Data extract:
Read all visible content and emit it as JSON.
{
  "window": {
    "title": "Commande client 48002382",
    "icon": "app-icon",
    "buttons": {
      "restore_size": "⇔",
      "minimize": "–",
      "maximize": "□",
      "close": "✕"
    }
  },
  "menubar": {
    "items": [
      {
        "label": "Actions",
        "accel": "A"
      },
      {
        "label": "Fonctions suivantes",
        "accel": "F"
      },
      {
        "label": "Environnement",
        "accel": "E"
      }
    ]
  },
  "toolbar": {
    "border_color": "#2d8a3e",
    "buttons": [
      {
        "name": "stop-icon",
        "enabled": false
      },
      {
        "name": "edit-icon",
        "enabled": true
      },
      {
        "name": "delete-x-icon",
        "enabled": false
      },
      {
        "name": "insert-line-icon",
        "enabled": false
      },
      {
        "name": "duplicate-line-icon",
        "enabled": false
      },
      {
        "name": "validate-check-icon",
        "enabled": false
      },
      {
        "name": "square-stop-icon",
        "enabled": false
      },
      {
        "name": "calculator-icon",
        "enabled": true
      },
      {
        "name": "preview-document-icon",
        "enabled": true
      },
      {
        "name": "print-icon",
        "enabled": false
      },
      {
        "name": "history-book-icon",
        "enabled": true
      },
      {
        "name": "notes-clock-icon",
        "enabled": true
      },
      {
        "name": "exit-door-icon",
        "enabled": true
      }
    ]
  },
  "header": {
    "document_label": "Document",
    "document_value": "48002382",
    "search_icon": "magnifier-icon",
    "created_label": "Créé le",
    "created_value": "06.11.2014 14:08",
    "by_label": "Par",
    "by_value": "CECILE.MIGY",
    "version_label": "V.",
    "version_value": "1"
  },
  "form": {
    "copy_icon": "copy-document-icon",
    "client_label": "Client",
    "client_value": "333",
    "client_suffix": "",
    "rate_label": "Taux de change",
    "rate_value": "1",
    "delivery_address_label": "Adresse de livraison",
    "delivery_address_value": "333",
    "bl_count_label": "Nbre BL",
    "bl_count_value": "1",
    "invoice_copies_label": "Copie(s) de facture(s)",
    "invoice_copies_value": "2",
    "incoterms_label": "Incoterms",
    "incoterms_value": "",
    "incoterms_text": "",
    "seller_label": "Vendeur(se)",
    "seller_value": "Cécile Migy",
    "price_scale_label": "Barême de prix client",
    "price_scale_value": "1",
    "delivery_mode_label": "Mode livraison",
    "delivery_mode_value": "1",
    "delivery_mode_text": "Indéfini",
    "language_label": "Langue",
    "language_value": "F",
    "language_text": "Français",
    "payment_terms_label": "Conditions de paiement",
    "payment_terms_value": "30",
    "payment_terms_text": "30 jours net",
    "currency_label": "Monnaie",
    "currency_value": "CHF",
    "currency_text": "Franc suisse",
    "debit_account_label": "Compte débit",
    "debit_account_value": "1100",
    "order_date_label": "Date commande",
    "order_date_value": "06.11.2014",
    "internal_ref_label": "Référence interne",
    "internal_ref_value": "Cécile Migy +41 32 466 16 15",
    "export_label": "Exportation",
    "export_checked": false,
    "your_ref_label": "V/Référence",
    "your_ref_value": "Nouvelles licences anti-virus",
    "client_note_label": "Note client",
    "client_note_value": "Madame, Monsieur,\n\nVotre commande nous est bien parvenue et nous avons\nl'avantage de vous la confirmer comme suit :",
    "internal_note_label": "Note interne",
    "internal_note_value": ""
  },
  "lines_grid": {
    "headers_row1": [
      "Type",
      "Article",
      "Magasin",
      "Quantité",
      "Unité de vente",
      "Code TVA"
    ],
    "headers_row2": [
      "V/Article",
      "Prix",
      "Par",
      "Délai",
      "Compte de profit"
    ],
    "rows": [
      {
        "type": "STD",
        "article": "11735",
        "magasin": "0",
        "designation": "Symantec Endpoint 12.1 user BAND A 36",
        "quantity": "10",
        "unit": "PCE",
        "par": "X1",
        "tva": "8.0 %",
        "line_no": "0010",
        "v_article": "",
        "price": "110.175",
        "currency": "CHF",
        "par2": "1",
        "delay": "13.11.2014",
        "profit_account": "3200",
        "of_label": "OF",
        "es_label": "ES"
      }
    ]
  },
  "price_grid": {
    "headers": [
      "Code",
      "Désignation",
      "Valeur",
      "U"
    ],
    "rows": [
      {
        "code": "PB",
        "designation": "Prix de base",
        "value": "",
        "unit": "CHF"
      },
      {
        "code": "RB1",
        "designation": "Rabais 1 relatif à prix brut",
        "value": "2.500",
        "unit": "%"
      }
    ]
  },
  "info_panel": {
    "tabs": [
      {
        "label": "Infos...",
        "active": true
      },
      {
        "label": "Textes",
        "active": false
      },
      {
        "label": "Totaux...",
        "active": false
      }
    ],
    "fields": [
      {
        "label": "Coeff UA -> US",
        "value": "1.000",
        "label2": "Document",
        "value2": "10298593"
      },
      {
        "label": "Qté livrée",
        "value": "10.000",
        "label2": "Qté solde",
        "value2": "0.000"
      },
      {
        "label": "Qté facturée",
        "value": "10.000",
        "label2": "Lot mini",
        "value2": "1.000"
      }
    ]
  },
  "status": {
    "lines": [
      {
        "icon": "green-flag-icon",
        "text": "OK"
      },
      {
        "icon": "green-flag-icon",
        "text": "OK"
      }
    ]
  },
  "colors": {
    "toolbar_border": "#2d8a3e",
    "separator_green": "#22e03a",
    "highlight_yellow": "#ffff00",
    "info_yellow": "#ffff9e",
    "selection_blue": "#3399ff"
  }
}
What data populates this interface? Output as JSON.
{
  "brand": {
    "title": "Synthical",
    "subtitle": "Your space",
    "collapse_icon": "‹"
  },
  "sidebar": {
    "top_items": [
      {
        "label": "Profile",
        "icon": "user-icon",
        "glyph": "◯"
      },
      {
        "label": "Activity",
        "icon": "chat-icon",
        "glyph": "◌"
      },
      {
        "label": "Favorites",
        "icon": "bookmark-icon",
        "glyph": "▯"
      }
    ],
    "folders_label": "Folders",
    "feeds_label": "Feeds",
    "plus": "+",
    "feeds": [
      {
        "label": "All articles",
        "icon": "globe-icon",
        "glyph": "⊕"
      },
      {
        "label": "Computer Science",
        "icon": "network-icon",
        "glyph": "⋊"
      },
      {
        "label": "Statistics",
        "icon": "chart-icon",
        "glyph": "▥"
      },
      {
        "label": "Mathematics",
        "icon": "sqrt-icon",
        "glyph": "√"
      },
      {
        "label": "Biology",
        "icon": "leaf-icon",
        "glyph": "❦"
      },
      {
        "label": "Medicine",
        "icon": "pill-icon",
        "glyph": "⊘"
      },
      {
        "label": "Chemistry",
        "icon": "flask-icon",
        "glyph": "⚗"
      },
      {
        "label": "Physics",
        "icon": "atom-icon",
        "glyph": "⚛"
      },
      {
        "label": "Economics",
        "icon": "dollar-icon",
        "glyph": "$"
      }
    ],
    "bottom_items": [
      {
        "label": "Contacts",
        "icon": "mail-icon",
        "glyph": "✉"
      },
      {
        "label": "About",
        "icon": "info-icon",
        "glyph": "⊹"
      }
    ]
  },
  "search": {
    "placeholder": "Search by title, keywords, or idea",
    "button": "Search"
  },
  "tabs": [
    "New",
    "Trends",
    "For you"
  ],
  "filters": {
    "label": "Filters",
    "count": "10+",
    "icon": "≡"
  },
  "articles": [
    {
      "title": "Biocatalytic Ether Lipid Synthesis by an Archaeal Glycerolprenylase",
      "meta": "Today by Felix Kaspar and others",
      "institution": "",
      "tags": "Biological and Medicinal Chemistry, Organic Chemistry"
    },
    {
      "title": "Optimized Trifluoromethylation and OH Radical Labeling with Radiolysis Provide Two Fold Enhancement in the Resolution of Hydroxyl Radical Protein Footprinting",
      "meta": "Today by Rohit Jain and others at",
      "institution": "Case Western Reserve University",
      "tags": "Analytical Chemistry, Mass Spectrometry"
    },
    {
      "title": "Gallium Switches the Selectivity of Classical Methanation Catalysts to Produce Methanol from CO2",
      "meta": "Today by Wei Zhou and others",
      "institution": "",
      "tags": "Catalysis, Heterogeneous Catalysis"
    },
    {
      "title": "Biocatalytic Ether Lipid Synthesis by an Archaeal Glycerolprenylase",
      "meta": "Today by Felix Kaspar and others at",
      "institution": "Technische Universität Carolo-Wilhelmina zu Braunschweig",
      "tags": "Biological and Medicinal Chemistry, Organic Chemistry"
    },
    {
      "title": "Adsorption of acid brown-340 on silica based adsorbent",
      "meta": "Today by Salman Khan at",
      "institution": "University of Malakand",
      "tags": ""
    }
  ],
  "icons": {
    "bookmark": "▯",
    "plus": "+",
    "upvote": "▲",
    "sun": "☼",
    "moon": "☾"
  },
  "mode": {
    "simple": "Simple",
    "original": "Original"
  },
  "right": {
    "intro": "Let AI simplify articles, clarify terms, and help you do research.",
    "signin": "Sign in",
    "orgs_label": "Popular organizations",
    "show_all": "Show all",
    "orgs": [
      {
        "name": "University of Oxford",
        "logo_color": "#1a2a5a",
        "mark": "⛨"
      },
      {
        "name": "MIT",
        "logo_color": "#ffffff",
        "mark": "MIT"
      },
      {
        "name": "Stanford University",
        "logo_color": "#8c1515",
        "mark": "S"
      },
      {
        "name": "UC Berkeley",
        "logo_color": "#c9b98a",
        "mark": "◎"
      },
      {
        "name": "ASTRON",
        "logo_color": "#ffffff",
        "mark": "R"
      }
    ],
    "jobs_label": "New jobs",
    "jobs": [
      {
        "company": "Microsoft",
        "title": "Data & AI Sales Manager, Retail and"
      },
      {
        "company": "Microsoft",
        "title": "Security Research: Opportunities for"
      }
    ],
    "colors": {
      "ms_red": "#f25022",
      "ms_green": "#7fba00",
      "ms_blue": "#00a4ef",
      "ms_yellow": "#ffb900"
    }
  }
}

Action item: Lines holding "interne" in the data above: copy each of them.

Result:
    "internal_ref_label": "Référence interne",
    "internal_note_label": "Note interne",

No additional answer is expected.